>> begin Extracted entries
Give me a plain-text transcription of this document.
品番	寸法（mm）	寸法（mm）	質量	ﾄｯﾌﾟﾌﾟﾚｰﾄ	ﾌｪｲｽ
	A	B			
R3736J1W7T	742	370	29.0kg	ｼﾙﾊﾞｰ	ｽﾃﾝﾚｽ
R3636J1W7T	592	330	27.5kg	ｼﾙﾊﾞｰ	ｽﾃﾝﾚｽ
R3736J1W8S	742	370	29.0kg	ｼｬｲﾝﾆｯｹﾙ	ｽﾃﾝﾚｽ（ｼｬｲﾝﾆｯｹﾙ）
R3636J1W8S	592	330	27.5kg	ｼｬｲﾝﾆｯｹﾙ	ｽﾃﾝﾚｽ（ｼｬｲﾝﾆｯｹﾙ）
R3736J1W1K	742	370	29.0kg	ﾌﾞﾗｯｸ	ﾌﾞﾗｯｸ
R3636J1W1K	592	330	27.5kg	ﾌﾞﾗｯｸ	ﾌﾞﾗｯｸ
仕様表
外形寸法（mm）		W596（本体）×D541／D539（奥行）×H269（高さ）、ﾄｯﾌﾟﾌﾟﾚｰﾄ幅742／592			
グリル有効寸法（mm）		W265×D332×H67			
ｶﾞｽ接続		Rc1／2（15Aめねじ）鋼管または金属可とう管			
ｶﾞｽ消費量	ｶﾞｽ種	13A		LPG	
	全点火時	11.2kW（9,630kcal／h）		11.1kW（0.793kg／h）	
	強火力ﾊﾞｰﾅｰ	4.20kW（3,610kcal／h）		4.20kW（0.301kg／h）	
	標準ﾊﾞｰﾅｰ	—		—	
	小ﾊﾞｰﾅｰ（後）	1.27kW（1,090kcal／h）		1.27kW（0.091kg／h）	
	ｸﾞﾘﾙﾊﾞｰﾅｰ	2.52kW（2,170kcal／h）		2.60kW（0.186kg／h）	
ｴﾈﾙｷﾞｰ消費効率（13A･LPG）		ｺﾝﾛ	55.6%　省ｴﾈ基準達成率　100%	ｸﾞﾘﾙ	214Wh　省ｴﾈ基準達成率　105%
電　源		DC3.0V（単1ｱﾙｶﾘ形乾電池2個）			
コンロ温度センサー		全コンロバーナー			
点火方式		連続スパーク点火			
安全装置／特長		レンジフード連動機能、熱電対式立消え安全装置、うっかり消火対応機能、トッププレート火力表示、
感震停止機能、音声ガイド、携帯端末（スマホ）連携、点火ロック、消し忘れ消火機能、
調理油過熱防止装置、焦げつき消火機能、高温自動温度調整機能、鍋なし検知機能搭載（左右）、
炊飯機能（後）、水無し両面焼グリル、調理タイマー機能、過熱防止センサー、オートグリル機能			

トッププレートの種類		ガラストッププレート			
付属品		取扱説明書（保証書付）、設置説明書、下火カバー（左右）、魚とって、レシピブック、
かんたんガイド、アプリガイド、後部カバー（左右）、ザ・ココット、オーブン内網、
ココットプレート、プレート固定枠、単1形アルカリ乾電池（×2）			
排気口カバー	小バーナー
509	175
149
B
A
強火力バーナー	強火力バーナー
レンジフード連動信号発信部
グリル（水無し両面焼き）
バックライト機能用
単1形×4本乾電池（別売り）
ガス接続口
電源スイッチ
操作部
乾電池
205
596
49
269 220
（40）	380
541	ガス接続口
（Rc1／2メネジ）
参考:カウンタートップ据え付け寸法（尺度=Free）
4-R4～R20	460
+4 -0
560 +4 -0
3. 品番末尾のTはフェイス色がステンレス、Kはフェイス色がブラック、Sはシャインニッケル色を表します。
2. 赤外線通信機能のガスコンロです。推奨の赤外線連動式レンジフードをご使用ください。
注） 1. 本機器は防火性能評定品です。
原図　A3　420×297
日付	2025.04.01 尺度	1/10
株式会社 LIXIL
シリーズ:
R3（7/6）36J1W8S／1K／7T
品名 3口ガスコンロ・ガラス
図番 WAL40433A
>> end Extracted entries
(Short exercise): Return all of the data exactly as it reads.

(Written answer):
Give me a plain-text transcription of this document.
品番	寸法（mm）	寸法（mm）	質量	ﾄｯﾌﾟﾌﾟﾚｰﾄ	ﾌｪｲｽ
	A	B			
R3736J1W7T	742	370	29.0kg	ｼﾙﾊﾞｰ	ｽﾃﾝﾚｽ
R3636J1W7T	592	330	27.5kg	ｼﾙﾊﾞｰ	ｽﾃﾝﾚｽ
R3736J1W8S	742	370	29.0kg	ｼｬｲﾝﾆｯｹﾙ	ｽﾃﾝﾚｽ（ｼｬｲﾝﾆｯｹﾙ）
R3636J1W8S	592	330	27.5kg	ｼｬｲﾝﾆｯｹﾙ	ｽﾃﾝﾚｽ（ｼｬｲﾝﾆｯｹﾙ）
R3736J1W1K	742	370	29.0kg	ﾌﾞﾗｯｸ	ﾌﾞﾗｯｸ
R3636J1W1K	592	330	27.5kg	ﾌﾞﾗｯｸ	ﾌﾞﾗｯｸ
仕様表
外形寸法（mm）		W596（本体）×D541／D539（奥行）×H269（高さ）、ﾄｯﾌﾟﾌﾟﾚｰﾄ幅742／592			
グリル有効寸法（mm）		W265×D332×H67			
ｶﾞｽ接続		Rc1／2（15Aめねじ）鋼管または金属可とう管			
ｶﾞｽ消費量	ｶﾞｽ種	13A		LPG	
	全点火時	11.2kW（9,630kcal／h）		11.1kW（0.793kg／h）	
	強火力ﾊﾞｰﾅｰ	4.20kW（3,610kcal／h）		4.20kW（0.301kg／h）	
	標準ﾊﾞｰﾅｰ	—		—	
	小ﾊﾞｰﾅｰ（後）	1.27kW（1,090kcal／h）		1.27kW（0.091kg／h）	
	ｸﾞﾘﾙﾊﾞｰﾅｰ	2.52kW（2,170kcal／h）		2.60kW（0.186kg／h）	
ｴﾈﾙｷﾞｰ消費効率（13A･LPG）		ｺﾝﾛ	55.6%　省ｴﾈ基準達成率　100%	ｸﾞﾘﾙ	214Wh　省ｴﾈ基準達成率　105%
電　源		DC3.0V（単1ｱﾙｶﾘ形乾電池2個）			
コンロ温度センサー		全コンロバーナー			
点火方式		連続スパーク点火			
安全装置／特長		レンジフード連動機能、熱電対式立消え安全装置、うっかり消火対応機能、トッププレート火力表示、
感震停止機能、音声ガイド、携帯端末（スマホ）連携、点火ロック、消し忘れ消火機能、
調理油過熱防止装置、焦げつき消火機能、高温自動温度調整機能、鍋なし検知機能搭載（左右）、
炊飯機能（後）、水無し両面焼グリル、調理タイマー機能、過熱防止センサー、オートグリル機能			

トッププレートの種類		ガラストッププレート			
付属品		取扱説明書（保証書付）、設置説明書、下火カバー（左右）、魚とって、レシピブック、
かんたんガイド、アプリガイド、後部カバー（左右）、ザ・ココット、オーブン内網、
ココットプレート、プレート固定枠、単1形アルカリ乾電池（×2）			
排気口カバー	小バーナー
509	175
149
B
A
強火力バーナー	強火力バーナー
レンジフード連動信号発信部
グリル（水無し両面焼き）
バックライト機能用
単1形×4本乾電池（別売り）
ガス接続口
電源スイッチ
操作部
乾電池
205
596
49
269 220
（40）	380
541	ガス接続口
（Rc1／2メネジ）
参考:カウンタートップ据え付け寸法（尺度=Free）
4-R4～R20	460
+4 -0
560 +4 -0
3. 品番末尾のTはフェイス色がステンレス、Kはフェイス色がブラック、Sはシャインニッケル色を表します。
2. 赤外線通信機能のガスコンロです。推奨の赤外線連動式レンジフードをご使用ください。
注） 1. 本機器は防火性能評定品です。
原図　A3　420×297
日付	2025.04.01 尺度	1/10
株式会社 LIXIL
シリーズ:
R3（7/6）36J1W8S／1K／7T
品名 3口ガスコンロ・ガラス
図番 WAL40433A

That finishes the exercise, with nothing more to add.